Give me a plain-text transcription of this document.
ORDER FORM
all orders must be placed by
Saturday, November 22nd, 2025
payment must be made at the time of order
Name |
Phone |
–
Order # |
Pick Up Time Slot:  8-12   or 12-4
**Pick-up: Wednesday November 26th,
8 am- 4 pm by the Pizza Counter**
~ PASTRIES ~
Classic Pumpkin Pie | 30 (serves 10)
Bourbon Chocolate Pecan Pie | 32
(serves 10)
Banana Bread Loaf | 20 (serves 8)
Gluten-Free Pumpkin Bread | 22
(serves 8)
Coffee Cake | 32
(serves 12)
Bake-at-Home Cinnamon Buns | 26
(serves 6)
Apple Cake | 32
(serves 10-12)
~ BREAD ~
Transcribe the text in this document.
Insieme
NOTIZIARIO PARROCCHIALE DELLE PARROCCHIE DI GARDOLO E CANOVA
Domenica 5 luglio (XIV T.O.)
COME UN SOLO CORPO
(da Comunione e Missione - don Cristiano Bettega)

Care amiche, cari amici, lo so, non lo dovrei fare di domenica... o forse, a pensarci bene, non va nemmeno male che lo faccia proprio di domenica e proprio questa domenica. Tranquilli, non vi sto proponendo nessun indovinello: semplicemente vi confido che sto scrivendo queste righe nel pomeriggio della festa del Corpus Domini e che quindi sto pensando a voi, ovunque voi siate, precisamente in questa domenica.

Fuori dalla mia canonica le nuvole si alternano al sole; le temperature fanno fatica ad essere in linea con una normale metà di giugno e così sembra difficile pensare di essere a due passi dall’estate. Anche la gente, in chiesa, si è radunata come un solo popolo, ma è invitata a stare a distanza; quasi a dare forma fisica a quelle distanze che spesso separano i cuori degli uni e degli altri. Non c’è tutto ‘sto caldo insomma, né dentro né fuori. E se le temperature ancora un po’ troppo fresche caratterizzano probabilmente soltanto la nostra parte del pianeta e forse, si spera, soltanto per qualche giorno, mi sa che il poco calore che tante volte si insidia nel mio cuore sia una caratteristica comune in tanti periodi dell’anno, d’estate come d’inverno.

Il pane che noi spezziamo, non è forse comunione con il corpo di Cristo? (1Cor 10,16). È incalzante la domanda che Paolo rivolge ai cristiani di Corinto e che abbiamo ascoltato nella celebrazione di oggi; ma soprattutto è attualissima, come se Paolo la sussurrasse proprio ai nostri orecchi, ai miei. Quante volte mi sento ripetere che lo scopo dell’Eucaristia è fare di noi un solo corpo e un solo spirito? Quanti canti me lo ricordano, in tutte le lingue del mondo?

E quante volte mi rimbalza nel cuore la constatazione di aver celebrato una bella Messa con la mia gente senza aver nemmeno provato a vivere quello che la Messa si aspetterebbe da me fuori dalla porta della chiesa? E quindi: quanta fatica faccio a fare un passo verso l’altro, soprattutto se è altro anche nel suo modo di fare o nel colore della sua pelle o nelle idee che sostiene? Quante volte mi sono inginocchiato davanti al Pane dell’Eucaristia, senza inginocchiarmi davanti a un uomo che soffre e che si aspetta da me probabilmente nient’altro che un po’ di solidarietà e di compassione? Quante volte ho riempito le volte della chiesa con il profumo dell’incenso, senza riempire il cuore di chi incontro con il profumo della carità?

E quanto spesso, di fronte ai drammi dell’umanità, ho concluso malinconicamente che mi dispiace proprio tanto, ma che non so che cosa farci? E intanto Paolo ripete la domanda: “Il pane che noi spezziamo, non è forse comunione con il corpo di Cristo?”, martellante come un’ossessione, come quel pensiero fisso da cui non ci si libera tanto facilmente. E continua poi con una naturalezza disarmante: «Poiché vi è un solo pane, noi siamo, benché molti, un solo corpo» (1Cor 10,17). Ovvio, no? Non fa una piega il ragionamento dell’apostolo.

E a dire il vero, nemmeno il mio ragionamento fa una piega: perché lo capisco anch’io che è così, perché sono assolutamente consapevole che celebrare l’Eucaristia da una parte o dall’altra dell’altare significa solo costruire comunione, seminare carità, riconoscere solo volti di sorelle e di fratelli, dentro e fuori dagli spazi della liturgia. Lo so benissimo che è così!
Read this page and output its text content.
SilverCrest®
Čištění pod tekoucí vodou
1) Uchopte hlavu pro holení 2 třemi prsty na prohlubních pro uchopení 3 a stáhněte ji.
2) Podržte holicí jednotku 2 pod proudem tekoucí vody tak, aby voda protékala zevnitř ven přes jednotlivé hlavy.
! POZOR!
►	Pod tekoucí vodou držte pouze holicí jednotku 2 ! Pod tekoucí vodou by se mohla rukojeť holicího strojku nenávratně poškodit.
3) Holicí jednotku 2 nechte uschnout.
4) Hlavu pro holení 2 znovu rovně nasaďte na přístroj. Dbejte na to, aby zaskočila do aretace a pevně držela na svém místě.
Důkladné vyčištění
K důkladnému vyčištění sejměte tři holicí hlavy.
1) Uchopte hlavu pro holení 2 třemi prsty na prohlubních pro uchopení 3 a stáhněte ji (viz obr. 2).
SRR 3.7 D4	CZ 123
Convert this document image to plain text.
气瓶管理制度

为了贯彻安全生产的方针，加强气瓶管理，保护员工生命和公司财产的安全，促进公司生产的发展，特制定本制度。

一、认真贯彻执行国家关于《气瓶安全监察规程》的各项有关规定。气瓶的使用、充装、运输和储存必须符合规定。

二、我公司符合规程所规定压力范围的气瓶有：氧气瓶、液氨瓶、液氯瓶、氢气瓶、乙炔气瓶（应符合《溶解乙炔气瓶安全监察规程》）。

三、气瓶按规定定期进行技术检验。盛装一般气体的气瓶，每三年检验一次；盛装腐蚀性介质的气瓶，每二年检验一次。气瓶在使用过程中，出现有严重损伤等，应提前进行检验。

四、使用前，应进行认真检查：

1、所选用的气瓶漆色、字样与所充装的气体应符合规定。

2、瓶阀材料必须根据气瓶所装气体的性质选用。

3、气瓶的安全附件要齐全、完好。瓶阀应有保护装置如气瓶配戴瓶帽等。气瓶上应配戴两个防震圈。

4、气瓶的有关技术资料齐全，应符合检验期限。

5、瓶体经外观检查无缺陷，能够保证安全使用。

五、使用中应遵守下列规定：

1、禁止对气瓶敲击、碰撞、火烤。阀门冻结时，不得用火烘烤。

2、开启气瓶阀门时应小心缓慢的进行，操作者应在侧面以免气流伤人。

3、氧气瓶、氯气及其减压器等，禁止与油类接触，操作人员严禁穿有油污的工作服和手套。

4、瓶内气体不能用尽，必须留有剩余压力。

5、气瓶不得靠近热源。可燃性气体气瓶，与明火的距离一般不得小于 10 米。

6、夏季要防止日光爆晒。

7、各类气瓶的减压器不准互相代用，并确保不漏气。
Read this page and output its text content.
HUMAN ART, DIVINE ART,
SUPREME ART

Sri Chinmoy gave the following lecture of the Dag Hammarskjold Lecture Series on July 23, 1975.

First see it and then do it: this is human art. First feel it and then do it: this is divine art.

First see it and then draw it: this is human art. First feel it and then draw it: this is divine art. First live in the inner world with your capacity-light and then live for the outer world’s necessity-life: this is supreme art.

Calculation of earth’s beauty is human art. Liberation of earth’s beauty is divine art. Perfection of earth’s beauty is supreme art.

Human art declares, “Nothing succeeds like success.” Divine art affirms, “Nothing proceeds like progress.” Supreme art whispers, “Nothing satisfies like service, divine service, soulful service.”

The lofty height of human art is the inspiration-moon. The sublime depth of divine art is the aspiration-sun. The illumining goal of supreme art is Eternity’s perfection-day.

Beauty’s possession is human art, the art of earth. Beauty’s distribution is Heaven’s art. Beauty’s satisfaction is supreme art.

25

> Written request: Output each record exactly, leaving nothing out.

> Exercise output:
Give me a plain-text transcription of this document.
ORDER FORM
all orders must be placed by
Saturday, November 22nd, 2025
payment must be made at the time of order
Name |
Phone |
–
Order # |
Pick Up Time Slot:  8-12   or 12-4
**Pick-up: Wednesday November 26th,
8 am- 4 pm by the Pizza Counter**
~ PASTRIES ~
Classic Pumpkin Pie | 30 (serves 10)
Bourbon Chocolate Pecan Pie | 32
(serves 10)
Banana Bread Loaf | 20 (serves 8)
Gluten-Free Pumpkin Bread | 22
(serves 8)
Coffee Cake | 32
(serves 12)
Bake-at-Home Cinnamon Buns | 26
(serves 6)
Apple Cake | 32
(serves 10-12)
~ BREAD ~
Transcribe the text in this document.
Insieme
NOTIZIARIO PARROCCHIALE DELLE PARROCCHIE DI GARDOLO E CANOVA
Domenica 5 luglio (XIV T.O.)
COME UN SOLO CORPO
(da Comunione e Missione - don Cristiano Bettega)

Care amiche, cari amici, lo so, non lo dovrei fare di domenica... o forse, a pensarci bene, non va nemmeno male che lo faccia proprio di domenica e proprio questa domenica. Tranquilli, non vi sto proponendo nessun indovinello: semplicemente vi confido che sto scrivendo queste righe nel pomeriggio della festa del Corpus Domini e che quindi sto pensando a voi, ovunque voi siate, precisamente in questa domenica.

Fuori dalla mia canonica le nuvole si alternano al sole; le temperature fanno fatica ad essere in linea con una normale metà di giugno e così sembra difficile pensare di essere a due passi dall’estate. Anche la gente, in chiesa, si è radunata come un solo popolo, ma è invitata a stare a distanza; quasi a dare forma fisica a quelle distanze che spesso separano i cuori degli uni e degli altri. Non c’è tutto ‘sto caldo insomma, né dentro né fuori. E se le temperature ancora un po’ troppo fresche caratterizzano probabilmente soltanto la nostra parte del pianeta e forse, si spera, soltanto per qualche giorno, mi sa che il poco calore che tante volte si insidia nel mio cuore sia una caratteristica comune in tanti periodi dell’anno, d’estate come d’inverno.

Il pane che noi spezziamo, non è forse comunione con il corpo di Cristo? (1Cor 10,16). È incalzante la domanda che Paolo rivolge ai cristiani di Corinto e che abbiamo ascoltato nella celebrazione di oggi; ma soprattutto è attualissima, come se Paolo la sussurrasse proprio ai nostri orecchi, ai miei. Quante volte mi sento ripetere che lo scopo dell’Eucaristia è fare di noi un solo corpo e un solo spirito? Quanti canti me lo ricordano, in tutte le lingue del mondo?

E quante volte mi rimbalza nel cuore la constatazione di aver celebrato una bella Messa con la mia gente senza aver nemmeno provato a vivere quello che la Messa si aspetterebbe da me fuori dalla porta della chiesa? E quindi: quanta fatica faccio a fare un passo verso l’altro, soprattutto se è altro anche nel suo modo di fare o nel colore della sua pelle o nelle idee che sostiene? Quante volte mi sono inginocchiato davanti al Pane dell’Eucaristia, senza inginocchiarmi davanti a un uomo che soffre e che si aspetta da me probabilmente nient’altro che un po’ di solidarietà e di compassione? Quante volte ho riempito le volte della chiesa con il profumo dell’incenso, senza riempire il cuore di chi incontro con il profumo della carità?

E quanto spesso, di fronte ai drammi dell’umanità, ho concluso malinconicamente che mi dispiace proprio tanto, ma che non so che cosa farci? E intanto Paolo ripete la domanda: “Il pane che noi spezziamo, non è forse comunione con il corpo di Cristo?”, martellante come un’ossessione, come quel pensiero fisso da cui non ci si libera tanto facilmente. E continua poi con una naturalezza disarmante: «Poiché vi è un solo pane, noi siamo, benché molti, un solo corpo» (1Cor 10,17). Ovvio, no? Non fa una piega il ragionamento dell’apostolo.

E a dire il vero, nemmeno il mio ragionamento fa una piega: perché lo capisco anch’io che è così, perché sono assolutamente consapevole che celebrare l’Eucaristia da una parte o dall’altra dell’altare significa solo costruire comunione, seminare carità, riconoscere solo volti di sorelle e di fratelli, dentro e fuori dagli spazi della liturgia. Lo so benissimo che è così!
Read this page and output its text content.
SilverCrest®
Čištění pod tekoucí vodou
1) Uchopte hlavu pro holení 2 třemi prsty na prohlubních pro uchopení 3 a stáhněte ji.
2) Podržte holicí jednotku 2 pod proudem tekoucí vody tak, aby voda protékala zevnitř ven přes jednotlivé hlavy.
! POZOR!
►	Pod tekoucí vodou držte pouze holicí jednotku 2 ! Pod tekoucí vodou by se mohla rukojeť holicího strojku nenávratně poškodit.
3) Holicí jednotku 2 nechte uschnout.
4) Hlavu pro holení 2 znovu rovně nasaďte na přístroj. Dbejte na to, aby zaskočila do aretace a pevně držela na svém místě.
Důkladné vyčištění
K důkladnému vyčištění sejměte tři holicí hlavy.
1) Uchopte hlavu pro holení 2 třemi prsty na prohlubních pro uchopení 3 a stáhněte ji (viz obr. 2).
SRR 3.7 D4	CZ 123
Convert this document image to plain text.
气瓶管理制度

为了贯彻安全生产的方针，加强气瓶管理，保护员工生命和公司财产的安全，促进公司生产的发展，特制定本制度。

一、认真贯彻执行国家关于《气瓶安全监察规程》的各项有关规定。气瓶的使用、充装、运输和储存必须符合规定。

二、我公司符合规程所规定压力范围的气瓶有：氧气瓶、液氨瓶、液氯瓶、氢气瓶、乙炔气瓶（应符合《溶解乙炔气瓶安全监察规程》）。

三、气瓶按规定定期进行技术检验。盛装一般气体的气瓶，每三年检验一次；盛装腐蚀性介质的气瓶，每二年检验一次。气瓶在使用过程中，出现有严重损伤等，应提前进行检验。

四、使用前，应进行认真检查：

1、所选用的气瓶漆色、字样与所充装的气体应符合规定。

2、瓶阀材料必须根据气瓶所装气体的性质选用。

3、气瓶的安全附件要齐全、完好。瓶阀应有保护装置如气瓶配戴瓶帽等。气瓶上应配戴两个防震圈。

4、气瓶的有关技术资料齐全，应符合检验期限。

5、瓶体经外观检查无缺陷，能够保证安全使用。

五、使用中应遵守下列规定：

1、禁止对气瓶敲击、碰撞、火烤。阀门冻结时，不得用火烘烤。

2、开启气瓶阀门时应小心缓慢的进行，操作者应在侧面以免气流伤人。

3、氧气瓶、氯气及其减压器等，禁止与油类接触，操作人员严禁穿有油污的工作服和手套。

4、瓶内气体不能用尽，必须留有剩余压力。

5、气瓶不得靠近热源。可燃性气体气瓶，与明火的距离一般不得小于 10 米。

6、夏季要防止日光爆晒。

7、各类气瓶的减压器不准互相代用，并确保不漏气。
Read this page and output its text content.
HUMAN ART, DIVINE ART,
SUPREME ART

Sri Chinmoy gave the following lecture of the Dag Hammarskjold Lecture Series on July 23, 1975.

First see it and then do it: this is human art. First feel it and then do it: this is divine art.

First see it and then draw it: this is human art. First feel it and then draw it: this is divine art. First live in the inner world with your capacity-light and then live for the outer world’s necessity-life: this is supreme art.

Calculation of earth’s beauty is human art. Liberation of earth’s beauty is divine art. Perfection of earth’s beauty is supreme art.

Human art declares, “Nothing succeeds like success.” Divine art affirms, “Nothing proceeds like progress.” Supreme art whispers, “Nothing satisfies like service, divine service, soulful service.”

The lofty height of human art is the inspiration-moon. The sublime depth of divine art is the aspiration-sun. The illumining goal of supreme art is Eternity’s perfection-day.

Beauty’s possession is human art, the art of earth. Beauty’s distribution is Heaven’s art. Beauty’s satisfaction is supreme art.

25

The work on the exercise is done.